- **Set of tasks**:
a: From the article on the Dublin Castle suffragette reenactment, list every person, place, and organization mentioned by name, giving each one only once.
b: Print the passage of the article on the Dublin Castle suffragette reenactment from "Next Tuesday 6" to "taking part in.", word for word.

- **Document section**:
┌──

Dublin Castle to reenact moment an Irish suffragette smashed its windows

Next Tuesday will mark 100 years since legislation was passed that would give women the right to vote.

DUBLIN CITY COUNCIL has approved an application to erect a blue plaque in Dublin Castle to honour where Irish suffragette Hanna Sheehy Skeffington smashed windows in protest against women not having the right to vote.

Next Tuesday 6 February, which is the centenary of the legislation being passed that would give women the right to vote in and run in general elections, a ceremony will be held to mark the date, which Hanna’s granddaughter will be taking part in.

“I will be smashing a window,” Dr Micheline Sheehy Skeffington told TheJournal.ie.

“I’m going to dress up as a suffragette. I’m left-handed like my grandmother and I’m proud of that because when she went to smash the windows at Dublin Castle, the police came out and they automatically immobilised her right hand.”

And she said she could get in a couple more panes before they led her away!

The plan is to remove the grill covering a smaller window near the side entrance to Dublin Castle and put a mock-up window with panes of glass in it. Micheline will then smash the pane of glass, and an actor dressed as a policeman will stop her.

└──

(Layout element annotations)
┌──

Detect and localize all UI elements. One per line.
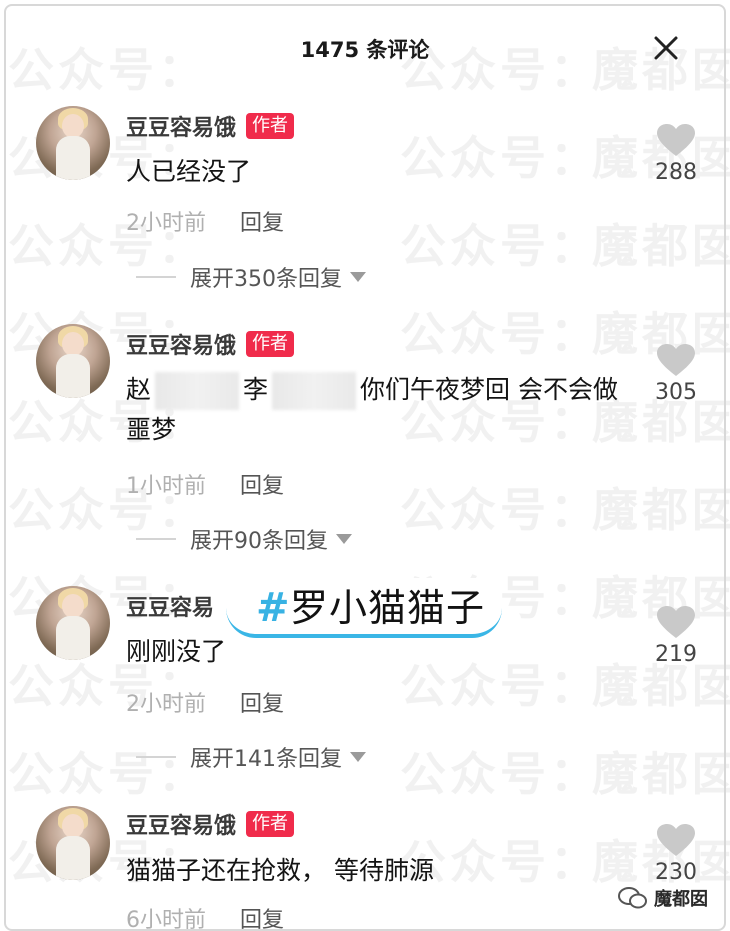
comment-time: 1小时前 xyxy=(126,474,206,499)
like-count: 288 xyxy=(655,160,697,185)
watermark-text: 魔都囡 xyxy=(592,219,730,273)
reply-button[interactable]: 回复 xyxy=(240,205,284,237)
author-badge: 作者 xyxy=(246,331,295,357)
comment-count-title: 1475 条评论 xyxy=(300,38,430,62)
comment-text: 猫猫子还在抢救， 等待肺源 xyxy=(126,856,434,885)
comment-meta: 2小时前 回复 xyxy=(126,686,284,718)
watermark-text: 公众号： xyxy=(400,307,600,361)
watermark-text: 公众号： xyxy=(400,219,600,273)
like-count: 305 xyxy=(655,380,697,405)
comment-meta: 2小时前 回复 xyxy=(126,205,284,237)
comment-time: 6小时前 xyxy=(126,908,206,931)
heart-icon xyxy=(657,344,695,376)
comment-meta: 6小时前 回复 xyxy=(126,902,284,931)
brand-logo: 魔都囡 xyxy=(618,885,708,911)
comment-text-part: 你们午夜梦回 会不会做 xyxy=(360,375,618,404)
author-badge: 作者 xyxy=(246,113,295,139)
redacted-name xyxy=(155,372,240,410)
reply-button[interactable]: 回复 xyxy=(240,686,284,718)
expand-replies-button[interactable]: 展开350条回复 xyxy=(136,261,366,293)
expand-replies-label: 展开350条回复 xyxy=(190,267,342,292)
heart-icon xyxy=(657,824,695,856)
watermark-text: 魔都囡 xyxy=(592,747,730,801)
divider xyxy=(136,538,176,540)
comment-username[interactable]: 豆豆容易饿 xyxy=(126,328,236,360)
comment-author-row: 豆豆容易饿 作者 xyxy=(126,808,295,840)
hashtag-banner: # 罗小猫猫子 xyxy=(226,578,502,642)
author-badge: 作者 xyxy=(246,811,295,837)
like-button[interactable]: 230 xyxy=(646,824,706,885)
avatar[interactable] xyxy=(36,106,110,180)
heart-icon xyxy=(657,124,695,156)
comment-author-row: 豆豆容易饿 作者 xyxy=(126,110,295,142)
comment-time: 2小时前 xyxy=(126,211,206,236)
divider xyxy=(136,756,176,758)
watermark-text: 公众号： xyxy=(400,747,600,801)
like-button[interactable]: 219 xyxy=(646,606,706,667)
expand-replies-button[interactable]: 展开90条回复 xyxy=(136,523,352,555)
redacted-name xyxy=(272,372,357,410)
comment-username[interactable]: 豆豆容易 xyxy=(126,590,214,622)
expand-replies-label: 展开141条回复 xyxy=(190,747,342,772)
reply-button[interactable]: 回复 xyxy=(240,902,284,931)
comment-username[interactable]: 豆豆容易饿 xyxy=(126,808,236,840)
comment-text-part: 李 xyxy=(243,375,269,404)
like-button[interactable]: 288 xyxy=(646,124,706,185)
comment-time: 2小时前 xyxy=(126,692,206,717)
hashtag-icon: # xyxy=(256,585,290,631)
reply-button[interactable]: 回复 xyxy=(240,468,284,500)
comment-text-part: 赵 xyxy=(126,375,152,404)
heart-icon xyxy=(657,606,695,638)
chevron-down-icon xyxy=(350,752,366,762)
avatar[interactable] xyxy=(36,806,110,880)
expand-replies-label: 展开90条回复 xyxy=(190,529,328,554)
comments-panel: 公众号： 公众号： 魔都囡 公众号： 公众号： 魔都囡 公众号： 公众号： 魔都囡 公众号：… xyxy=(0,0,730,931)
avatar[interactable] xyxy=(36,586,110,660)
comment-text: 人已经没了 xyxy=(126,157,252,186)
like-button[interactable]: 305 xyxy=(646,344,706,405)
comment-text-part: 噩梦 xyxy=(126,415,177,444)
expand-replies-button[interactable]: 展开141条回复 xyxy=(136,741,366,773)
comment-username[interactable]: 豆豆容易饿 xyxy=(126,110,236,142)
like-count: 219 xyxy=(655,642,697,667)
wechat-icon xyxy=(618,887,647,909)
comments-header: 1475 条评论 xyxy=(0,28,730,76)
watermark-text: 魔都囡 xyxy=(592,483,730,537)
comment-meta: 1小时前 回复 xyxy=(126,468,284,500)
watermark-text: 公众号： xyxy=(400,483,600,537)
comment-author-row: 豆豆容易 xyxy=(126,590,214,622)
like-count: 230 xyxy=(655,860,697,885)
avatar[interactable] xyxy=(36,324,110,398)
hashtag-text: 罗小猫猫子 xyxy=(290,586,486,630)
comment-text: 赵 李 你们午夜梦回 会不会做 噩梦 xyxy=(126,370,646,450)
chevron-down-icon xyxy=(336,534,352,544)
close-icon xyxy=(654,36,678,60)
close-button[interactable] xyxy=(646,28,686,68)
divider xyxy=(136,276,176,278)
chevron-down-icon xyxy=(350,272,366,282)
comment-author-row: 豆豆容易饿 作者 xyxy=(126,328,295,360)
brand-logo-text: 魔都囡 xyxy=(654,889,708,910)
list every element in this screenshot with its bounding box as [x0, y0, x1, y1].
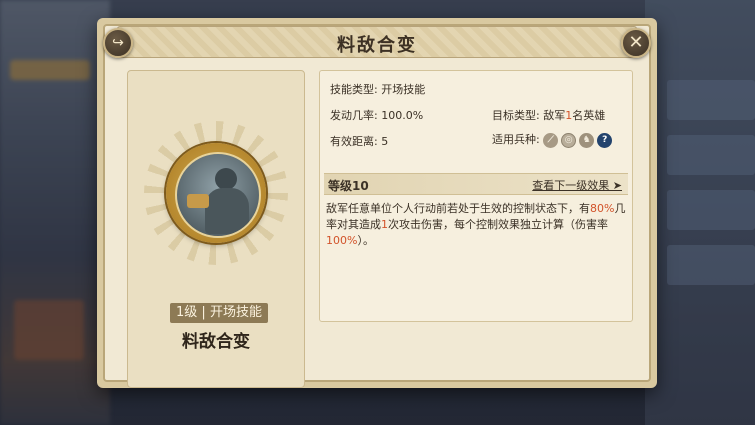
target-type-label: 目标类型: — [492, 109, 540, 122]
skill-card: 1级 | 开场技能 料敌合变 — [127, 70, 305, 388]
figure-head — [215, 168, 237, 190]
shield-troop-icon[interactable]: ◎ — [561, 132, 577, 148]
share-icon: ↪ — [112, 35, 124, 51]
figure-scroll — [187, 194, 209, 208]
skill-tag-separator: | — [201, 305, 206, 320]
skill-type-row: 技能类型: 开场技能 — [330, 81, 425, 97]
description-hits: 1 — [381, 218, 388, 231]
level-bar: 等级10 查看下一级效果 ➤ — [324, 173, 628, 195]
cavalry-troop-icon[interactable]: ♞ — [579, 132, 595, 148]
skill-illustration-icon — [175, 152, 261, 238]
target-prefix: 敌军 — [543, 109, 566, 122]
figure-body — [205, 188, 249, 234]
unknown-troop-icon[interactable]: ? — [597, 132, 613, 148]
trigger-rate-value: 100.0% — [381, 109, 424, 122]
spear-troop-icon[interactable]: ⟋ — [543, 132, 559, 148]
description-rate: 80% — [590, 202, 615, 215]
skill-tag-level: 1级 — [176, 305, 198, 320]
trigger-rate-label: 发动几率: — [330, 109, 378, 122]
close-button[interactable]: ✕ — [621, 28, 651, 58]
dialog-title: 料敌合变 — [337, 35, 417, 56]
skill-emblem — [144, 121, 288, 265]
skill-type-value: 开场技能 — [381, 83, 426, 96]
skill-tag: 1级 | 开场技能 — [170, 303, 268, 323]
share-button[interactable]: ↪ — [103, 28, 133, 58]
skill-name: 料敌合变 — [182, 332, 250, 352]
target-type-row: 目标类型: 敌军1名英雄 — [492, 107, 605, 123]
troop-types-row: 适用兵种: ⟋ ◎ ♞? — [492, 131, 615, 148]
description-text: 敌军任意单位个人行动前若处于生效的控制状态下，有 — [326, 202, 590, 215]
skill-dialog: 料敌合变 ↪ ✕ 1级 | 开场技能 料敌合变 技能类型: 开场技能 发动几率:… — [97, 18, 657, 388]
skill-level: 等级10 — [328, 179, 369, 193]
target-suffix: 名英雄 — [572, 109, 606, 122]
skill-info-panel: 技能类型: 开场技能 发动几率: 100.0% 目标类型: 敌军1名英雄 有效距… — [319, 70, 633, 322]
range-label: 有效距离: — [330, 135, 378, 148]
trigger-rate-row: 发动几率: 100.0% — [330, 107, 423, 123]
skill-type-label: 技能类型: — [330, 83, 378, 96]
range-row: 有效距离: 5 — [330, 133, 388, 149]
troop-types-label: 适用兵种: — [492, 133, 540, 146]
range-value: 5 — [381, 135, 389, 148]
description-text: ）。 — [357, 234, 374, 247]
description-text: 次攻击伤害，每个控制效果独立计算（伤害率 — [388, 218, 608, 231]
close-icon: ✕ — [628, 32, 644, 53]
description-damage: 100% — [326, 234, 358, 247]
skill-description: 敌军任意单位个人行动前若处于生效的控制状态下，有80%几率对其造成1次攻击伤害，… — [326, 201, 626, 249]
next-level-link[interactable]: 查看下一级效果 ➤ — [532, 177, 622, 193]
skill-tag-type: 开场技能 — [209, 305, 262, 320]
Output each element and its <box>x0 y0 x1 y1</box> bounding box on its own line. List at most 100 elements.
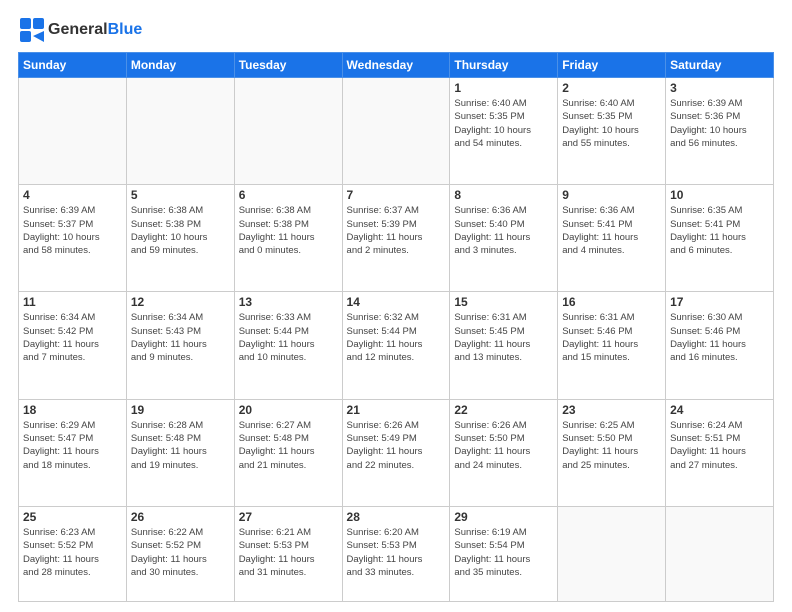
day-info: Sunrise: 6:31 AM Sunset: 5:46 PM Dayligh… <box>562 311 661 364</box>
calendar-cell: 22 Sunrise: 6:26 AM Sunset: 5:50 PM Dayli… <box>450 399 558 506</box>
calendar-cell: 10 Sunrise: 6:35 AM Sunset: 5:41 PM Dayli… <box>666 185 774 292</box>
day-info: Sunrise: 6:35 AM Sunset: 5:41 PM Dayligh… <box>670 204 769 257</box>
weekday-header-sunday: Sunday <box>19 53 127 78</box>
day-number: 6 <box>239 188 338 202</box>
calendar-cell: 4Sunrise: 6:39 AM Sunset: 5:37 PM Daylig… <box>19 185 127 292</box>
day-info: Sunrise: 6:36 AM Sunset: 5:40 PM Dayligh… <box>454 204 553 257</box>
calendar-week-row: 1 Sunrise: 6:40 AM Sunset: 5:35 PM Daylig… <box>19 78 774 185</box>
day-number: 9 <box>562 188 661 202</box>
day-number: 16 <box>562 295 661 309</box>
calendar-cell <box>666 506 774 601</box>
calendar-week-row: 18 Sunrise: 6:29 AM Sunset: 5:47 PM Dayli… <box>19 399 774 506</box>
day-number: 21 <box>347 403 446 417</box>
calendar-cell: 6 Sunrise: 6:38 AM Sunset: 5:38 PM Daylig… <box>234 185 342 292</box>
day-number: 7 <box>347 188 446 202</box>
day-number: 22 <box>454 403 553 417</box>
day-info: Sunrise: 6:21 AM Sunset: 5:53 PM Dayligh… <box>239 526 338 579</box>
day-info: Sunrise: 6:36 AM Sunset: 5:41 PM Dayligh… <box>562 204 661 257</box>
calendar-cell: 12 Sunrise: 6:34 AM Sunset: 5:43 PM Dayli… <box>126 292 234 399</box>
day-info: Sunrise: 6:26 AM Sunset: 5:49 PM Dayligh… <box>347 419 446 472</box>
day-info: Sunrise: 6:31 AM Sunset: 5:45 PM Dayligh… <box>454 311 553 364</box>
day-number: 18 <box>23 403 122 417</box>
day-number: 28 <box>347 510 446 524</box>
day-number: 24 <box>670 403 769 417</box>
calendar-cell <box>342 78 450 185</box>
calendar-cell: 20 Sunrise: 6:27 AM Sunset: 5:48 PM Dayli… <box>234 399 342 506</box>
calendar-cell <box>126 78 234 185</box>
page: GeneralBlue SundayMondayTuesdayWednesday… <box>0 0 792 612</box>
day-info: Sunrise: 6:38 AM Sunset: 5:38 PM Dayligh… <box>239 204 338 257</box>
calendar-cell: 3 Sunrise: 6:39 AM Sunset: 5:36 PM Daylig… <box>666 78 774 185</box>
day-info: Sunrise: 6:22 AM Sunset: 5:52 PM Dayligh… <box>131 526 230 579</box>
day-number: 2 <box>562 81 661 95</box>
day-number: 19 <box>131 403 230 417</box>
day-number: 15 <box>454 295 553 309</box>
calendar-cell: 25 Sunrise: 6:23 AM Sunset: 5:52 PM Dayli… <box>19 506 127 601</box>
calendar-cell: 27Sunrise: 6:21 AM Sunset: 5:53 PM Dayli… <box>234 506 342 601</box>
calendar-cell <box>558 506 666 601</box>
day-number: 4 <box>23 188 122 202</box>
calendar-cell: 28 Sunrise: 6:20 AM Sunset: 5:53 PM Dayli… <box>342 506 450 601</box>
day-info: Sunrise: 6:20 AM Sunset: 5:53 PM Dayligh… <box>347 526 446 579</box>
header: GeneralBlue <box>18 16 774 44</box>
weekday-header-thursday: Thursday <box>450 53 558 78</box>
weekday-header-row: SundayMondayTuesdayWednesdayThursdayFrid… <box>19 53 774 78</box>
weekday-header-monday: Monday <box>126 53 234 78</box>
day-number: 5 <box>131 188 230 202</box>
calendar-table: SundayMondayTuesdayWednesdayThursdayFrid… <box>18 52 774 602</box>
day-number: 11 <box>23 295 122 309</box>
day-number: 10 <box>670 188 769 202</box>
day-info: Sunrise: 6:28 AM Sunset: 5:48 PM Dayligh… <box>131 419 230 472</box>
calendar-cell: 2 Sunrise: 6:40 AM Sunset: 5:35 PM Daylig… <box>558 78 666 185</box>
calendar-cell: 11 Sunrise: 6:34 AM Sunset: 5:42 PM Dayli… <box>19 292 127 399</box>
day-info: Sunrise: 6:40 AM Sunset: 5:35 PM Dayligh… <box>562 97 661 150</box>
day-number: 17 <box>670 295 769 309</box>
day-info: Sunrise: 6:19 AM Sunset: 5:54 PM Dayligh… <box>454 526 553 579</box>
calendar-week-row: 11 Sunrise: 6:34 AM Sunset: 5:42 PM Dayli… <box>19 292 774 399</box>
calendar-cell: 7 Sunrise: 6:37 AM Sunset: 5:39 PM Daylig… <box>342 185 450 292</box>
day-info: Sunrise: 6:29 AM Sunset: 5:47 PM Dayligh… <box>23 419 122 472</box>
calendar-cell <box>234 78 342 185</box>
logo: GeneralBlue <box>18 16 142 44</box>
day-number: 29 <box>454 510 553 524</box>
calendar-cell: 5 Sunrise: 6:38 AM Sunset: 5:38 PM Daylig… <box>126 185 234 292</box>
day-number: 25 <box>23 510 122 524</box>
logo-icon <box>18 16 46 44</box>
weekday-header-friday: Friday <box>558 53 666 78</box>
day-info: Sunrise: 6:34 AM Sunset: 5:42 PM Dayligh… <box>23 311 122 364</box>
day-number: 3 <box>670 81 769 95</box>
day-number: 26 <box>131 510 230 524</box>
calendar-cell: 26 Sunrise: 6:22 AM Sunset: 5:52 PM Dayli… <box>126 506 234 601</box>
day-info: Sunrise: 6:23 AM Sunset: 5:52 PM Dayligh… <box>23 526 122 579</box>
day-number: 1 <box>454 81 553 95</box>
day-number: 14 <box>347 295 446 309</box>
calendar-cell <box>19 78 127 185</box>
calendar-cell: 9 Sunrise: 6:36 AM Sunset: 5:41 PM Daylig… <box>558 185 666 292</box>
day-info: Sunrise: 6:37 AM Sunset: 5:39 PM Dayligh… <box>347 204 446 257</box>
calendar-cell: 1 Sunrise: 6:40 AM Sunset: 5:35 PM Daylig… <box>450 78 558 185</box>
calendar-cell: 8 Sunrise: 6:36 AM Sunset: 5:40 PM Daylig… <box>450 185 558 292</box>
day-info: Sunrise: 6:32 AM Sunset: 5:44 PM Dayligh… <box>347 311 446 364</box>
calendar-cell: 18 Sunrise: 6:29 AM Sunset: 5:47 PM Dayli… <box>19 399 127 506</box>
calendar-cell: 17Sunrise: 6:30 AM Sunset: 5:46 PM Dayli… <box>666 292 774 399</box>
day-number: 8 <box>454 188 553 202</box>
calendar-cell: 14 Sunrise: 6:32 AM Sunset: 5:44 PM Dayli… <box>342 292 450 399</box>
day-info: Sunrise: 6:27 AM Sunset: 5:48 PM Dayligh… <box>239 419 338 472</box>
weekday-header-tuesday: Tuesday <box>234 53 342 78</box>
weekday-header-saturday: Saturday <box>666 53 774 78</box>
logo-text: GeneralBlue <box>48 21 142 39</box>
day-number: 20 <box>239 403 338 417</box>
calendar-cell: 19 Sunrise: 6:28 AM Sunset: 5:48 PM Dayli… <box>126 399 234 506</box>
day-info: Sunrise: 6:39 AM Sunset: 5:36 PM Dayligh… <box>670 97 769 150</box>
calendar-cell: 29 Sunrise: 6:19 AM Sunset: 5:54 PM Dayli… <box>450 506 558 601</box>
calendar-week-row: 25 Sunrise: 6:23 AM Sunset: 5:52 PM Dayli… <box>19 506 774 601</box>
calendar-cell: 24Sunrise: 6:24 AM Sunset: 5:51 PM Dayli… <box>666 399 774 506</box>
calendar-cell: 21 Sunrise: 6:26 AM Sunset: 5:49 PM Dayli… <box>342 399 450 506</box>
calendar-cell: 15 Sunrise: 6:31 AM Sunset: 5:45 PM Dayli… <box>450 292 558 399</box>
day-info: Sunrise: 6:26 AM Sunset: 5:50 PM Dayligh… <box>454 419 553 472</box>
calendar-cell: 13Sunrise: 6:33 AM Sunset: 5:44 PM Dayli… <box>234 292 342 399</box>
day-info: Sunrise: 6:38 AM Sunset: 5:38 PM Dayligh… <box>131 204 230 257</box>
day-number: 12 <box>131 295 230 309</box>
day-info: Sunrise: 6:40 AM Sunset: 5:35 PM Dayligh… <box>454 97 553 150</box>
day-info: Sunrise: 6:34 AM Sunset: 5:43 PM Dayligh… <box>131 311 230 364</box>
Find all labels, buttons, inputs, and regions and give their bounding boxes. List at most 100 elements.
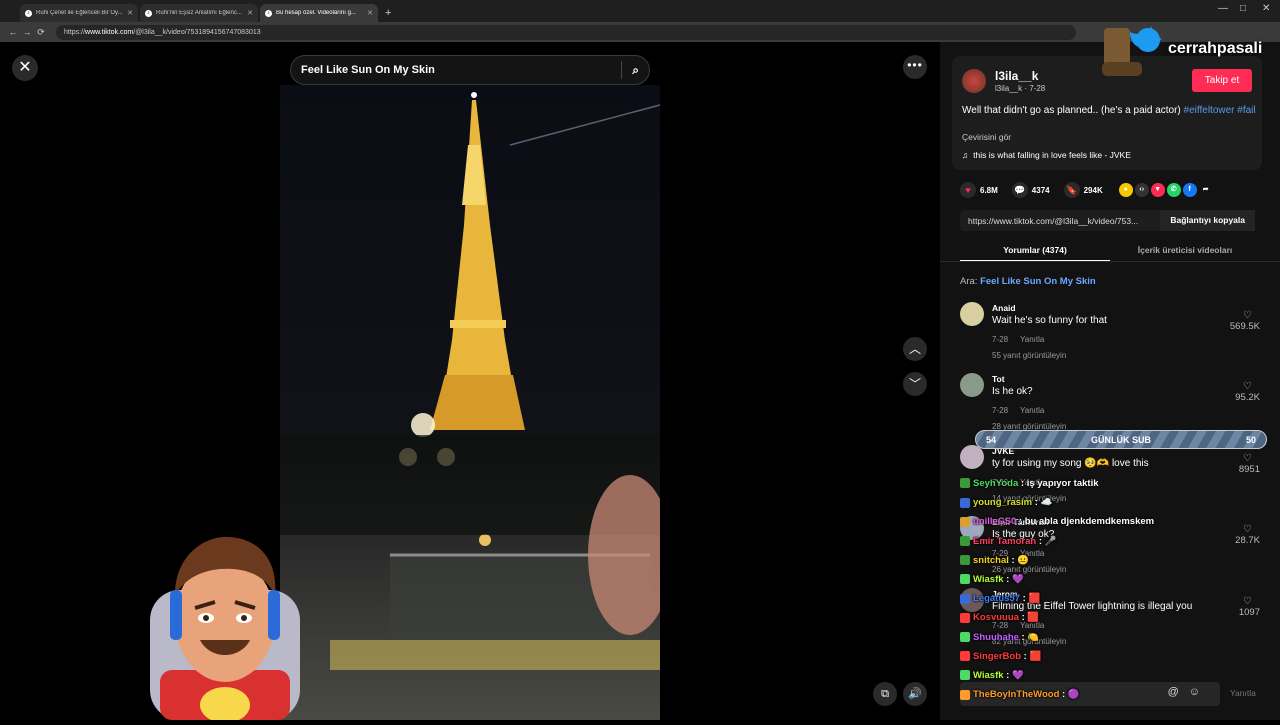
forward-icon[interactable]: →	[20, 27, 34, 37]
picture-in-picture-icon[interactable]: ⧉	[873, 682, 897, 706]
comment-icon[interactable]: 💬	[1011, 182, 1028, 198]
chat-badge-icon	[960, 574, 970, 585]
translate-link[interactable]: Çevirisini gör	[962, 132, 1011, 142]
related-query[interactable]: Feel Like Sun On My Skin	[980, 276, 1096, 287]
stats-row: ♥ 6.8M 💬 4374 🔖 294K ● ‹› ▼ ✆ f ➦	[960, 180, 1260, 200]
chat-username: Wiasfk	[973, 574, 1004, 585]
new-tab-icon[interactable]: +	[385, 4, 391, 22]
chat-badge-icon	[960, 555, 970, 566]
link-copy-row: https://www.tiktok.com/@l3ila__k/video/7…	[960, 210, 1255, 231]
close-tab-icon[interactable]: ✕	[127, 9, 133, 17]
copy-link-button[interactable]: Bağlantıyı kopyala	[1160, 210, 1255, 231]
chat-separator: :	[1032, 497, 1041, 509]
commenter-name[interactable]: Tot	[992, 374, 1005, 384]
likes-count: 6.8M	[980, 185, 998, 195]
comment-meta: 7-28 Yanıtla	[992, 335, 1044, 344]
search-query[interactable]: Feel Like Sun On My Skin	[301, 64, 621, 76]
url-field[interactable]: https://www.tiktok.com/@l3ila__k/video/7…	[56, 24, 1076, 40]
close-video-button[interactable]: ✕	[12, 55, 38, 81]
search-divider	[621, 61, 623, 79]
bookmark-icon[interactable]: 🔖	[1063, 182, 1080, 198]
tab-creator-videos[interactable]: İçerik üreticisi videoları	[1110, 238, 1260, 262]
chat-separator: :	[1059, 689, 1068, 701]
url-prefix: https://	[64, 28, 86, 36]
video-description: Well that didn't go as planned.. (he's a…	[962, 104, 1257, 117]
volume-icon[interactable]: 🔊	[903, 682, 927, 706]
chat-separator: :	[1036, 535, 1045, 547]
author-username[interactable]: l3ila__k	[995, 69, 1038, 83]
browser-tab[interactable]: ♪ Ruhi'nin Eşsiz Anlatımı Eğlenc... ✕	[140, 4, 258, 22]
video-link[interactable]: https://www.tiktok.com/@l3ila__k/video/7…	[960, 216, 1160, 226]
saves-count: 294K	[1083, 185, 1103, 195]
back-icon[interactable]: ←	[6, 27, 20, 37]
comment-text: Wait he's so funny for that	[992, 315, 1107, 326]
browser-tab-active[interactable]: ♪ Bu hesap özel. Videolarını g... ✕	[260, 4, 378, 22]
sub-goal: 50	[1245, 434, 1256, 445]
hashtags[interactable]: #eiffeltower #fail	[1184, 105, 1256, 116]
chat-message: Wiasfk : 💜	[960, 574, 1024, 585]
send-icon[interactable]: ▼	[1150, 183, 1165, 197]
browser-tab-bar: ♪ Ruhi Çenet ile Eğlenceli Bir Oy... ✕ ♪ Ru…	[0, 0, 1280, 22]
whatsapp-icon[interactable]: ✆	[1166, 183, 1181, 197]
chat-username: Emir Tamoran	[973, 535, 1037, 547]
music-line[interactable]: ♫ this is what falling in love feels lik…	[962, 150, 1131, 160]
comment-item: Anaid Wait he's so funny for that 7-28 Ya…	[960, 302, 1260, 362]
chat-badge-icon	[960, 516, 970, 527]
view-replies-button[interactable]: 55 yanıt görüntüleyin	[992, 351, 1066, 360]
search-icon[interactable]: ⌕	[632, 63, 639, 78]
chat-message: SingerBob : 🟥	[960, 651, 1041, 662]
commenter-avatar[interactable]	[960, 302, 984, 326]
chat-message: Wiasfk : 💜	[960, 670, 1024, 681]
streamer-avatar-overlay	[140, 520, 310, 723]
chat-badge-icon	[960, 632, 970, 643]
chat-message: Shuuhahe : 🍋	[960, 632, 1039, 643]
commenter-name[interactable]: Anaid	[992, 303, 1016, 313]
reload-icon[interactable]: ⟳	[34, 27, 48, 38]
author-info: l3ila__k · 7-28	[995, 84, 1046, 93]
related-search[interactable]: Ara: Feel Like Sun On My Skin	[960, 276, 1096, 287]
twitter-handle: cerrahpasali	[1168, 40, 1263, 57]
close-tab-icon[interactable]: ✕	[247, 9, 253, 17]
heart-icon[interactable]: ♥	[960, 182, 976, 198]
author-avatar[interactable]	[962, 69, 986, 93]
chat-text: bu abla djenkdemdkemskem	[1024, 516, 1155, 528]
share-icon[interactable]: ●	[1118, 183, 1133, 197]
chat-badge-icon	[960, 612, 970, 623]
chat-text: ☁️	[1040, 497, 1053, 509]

└──

- **Results in order**:
a:
Dublin Castle
Dublin City Council
Hanna Sheehy Skeffington
Dr Micheline Sheehy Skeffington
TheJournal.ie

b:
Next Tuesday 6 February, which is the centenary of the legislation being passed that would give women the right to vote in and run in general elections, a ceremony will be held to mark the date, which Hanna’s granddaughter will be taking part in.